* _Written problem_:
Keep only the lines of the material below that contain the string "most". Case counts.
━━━━━━━━━━━━━━━━
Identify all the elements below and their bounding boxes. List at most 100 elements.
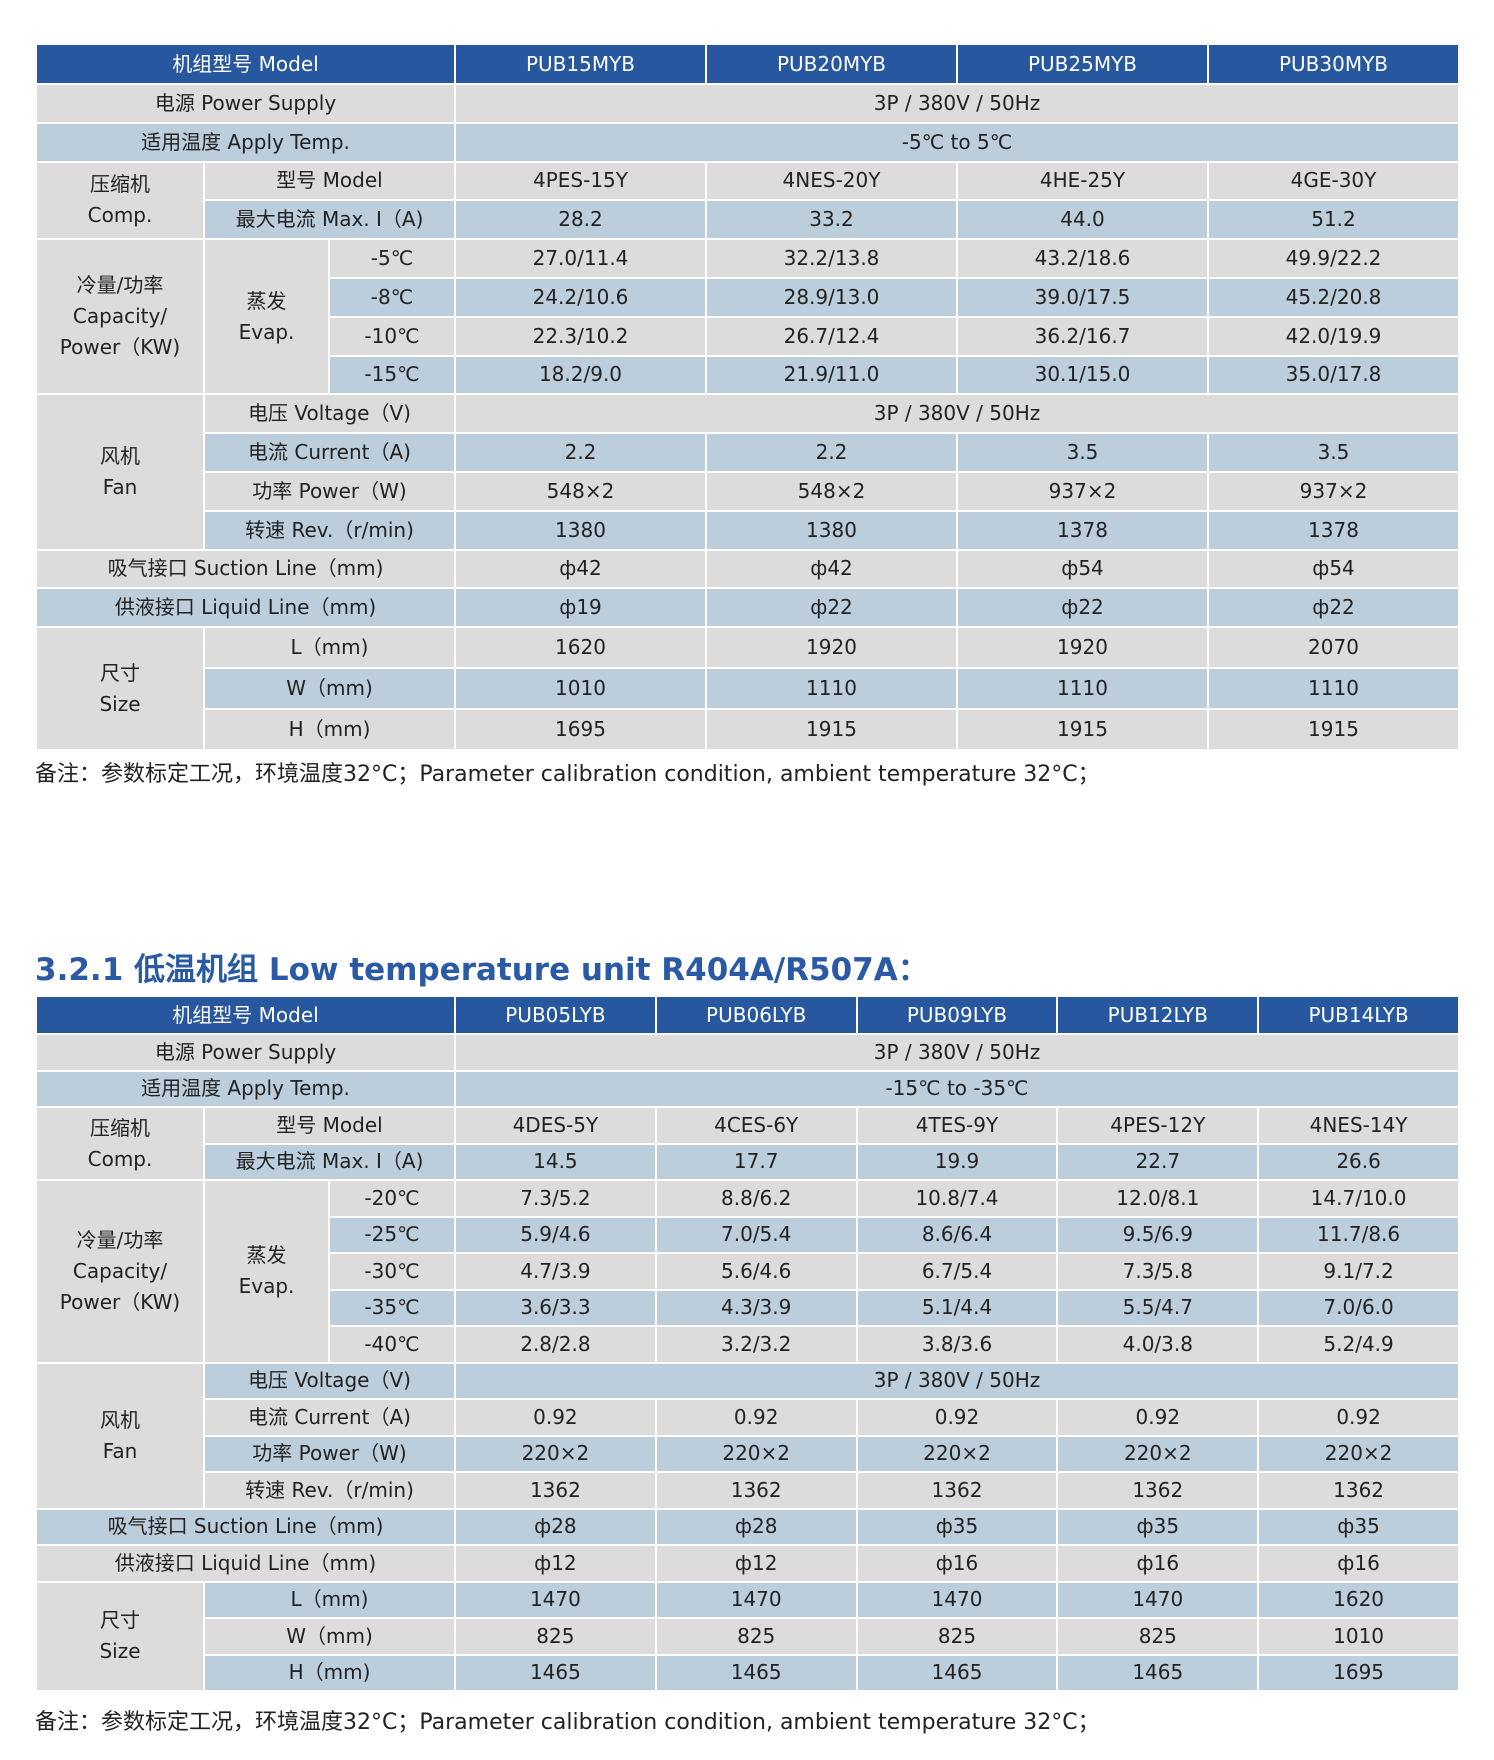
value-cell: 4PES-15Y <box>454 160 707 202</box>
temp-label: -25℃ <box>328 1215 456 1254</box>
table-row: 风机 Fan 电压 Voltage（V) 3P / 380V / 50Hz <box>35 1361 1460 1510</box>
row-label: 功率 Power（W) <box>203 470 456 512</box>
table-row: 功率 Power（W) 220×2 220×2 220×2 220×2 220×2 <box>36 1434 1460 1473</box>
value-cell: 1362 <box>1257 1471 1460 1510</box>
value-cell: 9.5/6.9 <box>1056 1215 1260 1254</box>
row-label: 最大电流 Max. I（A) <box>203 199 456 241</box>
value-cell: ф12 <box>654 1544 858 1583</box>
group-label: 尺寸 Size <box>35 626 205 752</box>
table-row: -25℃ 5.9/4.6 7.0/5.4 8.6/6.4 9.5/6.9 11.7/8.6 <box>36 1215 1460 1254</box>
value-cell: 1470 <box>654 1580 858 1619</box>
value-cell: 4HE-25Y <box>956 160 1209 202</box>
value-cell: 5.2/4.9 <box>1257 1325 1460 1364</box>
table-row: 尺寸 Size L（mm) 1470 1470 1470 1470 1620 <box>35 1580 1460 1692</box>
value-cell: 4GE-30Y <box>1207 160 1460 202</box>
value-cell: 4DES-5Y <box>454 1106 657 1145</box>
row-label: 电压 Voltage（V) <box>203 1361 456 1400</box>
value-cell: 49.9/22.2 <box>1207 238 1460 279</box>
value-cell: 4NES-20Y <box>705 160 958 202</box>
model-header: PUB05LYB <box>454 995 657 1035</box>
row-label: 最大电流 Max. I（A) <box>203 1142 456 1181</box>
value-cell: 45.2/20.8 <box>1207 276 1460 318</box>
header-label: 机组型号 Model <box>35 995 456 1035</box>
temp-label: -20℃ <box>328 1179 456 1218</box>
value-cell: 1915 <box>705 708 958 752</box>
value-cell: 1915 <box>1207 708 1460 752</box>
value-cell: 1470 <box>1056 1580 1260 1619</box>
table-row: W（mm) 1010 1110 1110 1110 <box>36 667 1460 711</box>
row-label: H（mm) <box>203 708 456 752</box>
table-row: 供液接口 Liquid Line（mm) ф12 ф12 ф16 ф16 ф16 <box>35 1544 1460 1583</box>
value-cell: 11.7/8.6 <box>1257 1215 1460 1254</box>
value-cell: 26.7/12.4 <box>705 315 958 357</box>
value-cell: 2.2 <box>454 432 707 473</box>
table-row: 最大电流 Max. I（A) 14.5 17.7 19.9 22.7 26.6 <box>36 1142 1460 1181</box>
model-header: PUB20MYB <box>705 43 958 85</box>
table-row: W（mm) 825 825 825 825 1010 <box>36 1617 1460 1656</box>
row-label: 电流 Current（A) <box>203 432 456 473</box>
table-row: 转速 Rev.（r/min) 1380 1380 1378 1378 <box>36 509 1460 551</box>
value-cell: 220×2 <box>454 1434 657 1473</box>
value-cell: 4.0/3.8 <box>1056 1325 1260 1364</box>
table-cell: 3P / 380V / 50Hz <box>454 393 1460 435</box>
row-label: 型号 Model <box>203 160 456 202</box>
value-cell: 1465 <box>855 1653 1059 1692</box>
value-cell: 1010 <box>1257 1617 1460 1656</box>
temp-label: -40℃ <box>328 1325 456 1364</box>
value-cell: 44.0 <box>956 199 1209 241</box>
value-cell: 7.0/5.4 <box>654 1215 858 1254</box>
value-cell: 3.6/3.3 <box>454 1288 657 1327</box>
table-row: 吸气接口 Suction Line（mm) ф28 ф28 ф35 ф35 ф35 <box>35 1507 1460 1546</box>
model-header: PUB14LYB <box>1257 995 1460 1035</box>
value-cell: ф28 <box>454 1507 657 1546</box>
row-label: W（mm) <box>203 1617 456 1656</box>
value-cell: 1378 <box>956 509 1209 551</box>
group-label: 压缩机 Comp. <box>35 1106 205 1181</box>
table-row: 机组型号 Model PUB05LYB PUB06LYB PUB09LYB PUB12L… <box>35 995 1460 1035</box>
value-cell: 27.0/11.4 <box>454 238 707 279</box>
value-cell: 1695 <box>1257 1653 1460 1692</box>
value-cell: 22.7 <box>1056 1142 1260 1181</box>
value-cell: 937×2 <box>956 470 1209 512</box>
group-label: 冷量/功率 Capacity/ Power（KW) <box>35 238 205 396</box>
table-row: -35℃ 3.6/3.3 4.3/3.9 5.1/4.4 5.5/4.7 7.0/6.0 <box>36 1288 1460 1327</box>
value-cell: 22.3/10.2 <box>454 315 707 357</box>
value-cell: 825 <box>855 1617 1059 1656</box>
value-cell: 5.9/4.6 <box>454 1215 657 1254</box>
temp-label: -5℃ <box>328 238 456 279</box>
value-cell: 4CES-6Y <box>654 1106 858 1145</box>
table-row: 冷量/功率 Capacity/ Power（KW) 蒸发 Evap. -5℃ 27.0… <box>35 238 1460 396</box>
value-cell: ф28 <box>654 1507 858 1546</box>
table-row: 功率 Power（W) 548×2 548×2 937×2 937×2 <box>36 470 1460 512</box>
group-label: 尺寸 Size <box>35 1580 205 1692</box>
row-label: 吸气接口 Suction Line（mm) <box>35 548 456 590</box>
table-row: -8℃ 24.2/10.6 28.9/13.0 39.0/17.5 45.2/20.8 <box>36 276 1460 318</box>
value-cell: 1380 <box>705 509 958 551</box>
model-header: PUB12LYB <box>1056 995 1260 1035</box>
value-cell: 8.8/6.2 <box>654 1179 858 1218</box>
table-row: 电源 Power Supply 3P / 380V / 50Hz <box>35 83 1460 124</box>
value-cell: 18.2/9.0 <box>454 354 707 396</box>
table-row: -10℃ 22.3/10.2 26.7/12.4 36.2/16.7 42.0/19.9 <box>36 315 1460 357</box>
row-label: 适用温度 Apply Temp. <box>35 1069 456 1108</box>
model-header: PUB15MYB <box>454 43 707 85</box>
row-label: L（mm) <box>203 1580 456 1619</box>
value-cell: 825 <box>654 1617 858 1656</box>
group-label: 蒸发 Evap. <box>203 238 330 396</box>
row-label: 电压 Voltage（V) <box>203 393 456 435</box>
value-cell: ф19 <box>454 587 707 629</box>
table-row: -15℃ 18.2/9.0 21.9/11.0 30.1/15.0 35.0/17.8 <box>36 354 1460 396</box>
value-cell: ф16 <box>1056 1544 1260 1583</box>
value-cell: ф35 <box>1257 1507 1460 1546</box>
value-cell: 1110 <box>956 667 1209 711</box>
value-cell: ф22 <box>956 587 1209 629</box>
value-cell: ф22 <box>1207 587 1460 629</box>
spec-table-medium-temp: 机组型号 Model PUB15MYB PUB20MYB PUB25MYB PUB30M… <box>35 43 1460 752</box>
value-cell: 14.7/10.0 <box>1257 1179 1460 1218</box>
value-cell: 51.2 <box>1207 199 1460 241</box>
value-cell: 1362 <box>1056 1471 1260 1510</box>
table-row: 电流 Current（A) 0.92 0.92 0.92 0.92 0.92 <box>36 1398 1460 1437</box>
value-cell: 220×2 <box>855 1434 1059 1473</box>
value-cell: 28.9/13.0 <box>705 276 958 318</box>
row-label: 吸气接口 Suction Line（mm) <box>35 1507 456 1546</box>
━━━━━━━━━━━━━━━━
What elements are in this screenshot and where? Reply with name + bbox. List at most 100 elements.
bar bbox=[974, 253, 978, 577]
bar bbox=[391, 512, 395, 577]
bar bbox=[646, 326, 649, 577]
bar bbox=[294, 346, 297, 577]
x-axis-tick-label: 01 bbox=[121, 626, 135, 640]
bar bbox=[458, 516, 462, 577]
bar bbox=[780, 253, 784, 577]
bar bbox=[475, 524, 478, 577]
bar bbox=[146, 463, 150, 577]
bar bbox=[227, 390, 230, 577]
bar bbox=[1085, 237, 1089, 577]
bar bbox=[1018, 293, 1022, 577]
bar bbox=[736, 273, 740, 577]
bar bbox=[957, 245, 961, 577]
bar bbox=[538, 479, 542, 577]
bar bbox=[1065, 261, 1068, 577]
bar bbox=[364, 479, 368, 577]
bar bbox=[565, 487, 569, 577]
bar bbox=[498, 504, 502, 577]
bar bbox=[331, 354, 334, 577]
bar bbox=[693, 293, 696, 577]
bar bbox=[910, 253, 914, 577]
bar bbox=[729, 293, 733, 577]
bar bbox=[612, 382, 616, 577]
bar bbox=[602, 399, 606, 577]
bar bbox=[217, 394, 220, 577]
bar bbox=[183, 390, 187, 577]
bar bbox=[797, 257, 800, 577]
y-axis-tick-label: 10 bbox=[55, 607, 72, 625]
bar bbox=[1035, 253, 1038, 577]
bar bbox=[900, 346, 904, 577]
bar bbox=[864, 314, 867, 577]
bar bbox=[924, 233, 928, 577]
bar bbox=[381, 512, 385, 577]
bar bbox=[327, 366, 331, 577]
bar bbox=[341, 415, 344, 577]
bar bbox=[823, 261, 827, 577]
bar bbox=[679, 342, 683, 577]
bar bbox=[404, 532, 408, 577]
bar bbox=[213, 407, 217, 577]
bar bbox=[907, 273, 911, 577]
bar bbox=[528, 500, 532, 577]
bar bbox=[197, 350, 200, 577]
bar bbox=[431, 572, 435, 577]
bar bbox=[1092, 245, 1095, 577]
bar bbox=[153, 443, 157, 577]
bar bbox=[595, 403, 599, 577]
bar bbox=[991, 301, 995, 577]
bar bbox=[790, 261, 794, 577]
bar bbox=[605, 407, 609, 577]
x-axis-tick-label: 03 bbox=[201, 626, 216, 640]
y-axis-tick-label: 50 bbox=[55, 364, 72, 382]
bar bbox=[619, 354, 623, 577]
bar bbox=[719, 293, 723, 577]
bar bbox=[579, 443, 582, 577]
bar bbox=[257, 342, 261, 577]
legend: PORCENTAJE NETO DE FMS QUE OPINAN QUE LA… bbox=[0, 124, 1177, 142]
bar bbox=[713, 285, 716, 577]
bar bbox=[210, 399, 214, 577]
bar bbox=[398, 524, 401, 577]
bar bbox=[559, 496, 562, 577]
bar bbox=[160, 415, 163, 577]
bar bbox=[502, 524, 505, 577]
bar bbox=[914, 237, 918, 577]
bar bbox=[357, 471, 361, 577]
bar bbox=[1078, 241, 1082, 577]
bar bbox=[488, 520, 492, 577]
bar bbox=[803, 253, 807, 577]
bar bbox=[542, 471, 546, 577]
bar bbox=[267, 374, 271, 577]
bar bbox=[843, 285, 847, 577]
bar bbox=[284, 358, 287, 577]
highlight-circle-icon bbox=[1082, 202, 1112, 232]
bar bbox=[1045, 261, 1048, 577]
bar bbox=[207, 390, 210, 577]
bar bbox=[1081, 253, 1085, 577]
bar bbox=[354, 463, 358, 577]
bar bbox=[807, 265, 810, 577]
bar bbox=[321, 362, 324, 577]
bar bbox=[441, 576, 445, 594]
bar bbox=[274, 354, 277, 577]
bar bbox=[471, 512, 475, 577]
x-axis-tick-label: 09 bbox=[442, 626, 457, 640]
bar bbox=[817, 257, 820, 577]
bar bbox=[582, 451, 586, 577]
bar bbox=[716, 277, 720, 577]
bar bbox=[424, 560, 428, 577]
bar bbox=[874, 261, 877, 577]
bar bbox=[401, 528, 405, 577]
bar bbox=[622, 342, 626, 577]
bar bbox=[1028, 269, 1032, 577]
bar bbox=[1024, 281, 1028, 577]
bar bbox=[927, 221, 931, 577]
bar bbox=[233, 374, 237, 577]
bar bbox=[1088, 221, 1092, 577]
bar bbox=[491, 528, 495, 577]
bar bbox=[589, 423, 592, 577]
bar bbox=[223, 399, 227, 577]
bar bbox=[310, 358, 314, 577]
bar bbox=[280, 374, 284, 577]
━━━━━━━━━━━━━━━━
* _Response to the exercise_:
Identify all the elements below and their bounding boxes. List at most 100 elements.
What elements are in this screenshot and where? Reply with name + bbox. List at most 100 elements.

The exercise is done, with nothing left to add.